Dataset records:
⁂

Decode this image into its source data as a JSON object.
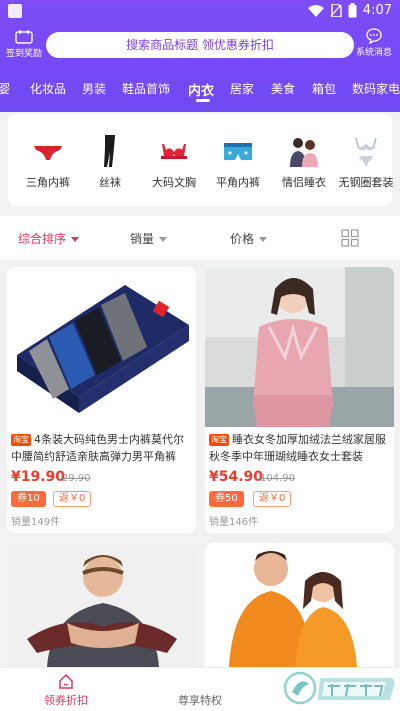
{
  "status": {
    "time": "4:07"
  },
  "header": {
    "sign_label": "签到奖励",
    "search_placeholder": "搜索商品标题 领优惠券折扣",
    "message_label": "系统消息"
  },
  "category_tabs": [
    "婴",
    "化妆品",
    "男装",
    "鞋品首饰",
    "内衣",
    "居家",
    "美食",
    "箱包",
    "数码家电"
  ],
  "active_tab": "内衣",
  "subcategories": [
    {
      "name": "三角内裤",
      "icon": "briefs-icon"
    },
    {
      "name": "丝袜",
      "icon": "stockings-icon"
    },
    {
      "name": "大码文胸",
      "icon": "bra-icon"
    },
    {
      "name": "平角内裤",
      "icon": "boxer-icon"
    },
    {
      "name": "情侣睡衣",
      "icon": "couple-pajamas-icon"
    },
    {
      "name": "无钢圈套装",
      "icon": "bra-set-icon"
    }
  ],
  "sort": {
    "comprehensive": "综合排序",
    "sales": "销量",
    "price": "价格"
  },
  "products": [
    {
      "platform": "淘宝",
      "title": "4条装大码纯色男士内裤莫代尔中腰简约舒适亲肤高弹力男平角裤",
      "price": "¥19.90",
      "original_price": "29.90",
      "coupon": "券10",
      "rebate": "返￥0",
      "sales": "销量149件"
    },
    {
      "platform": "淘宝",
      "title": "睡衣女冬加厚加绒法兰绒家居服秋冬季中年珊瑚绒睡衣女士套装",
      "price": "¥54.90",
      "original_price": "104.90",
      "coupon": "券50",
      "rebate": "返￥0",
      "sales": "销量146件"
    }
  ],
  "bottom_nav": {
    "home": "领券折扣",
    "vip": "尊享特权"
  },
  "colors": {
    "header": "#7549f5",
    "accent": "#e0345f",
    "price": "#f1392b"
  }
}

⁂

- Task goal -
Leaving aside the images, write out the entries above word for word.

- The answer -
Decode this image into its source data as a JSON object.
{
  "status": {
    "time": "4:07"
  },
  "header": {
    "sign_label": "签到奖励",
    "search_placeholder": "搜索商品标题 领优惠券折扣",
    "message_label": "系统消息"
  },
  "category_tabs": [
    "婴",
    "化妆品",
    "男装",
    "鞋品首饰",
    "内衣",
    "居家",
    "美食",
    "箱包",
    "数码家电"
  ],
  "active_tab": "内衣",
  "subcategories": [
    {
      "name": "三角内裤",
      "icon": "briefs-icon"
    },
    {
      "name": "丝袜",
      "icon": "stockings-icon"
    },
    {
      "name": "大码文胸",
      "icon": "bra-icon"
    },
    {
      "name": "平角内裤",
      "icon": "boxer-icon"
    },
    {
      "name": "情侣睡衣",
      "icon": "couple-pajamas-icon"
    },
    {
      "name": "无钢圈套装",
      "icon": "bra-set-icon"
    }
  ],
  "sort": {
    "comprehensive": "综合排序",
    "sales": "销量",
    "price": "价格"
  },
  "products": [
    {
      "platform": "淘宝",
      "title": "4条装大码纯色男士内裤莫代尔中腰简约舒适亲肤高弹力男平角裤",
      "price": "¥19.90",
      "original_price": "29.90",
      "coupon": "券10",
      "rebate": "返￥0",
      "sales": "销量149件"
    },
    {
      "platform": "淘宝",
      "title": "睡衣女冬加厚加绒法兰绒家居服秋冬季中年珊瑚绒睡衣女士套装",
      "price": "¥54.90",
      "original_price": "104.90",
      "coupon": "券50",
      "rebate": "返￥0",
      "sales": "销量146件"
    }
  ],
  "bottom_nav": {
    "home": "领券折扣",
    "vip": "尊享特权"
  },
  "colors": {
    "header": "#7549f5",
    "accent": "#e0345f",
    "price": "#f1392b"
  }
}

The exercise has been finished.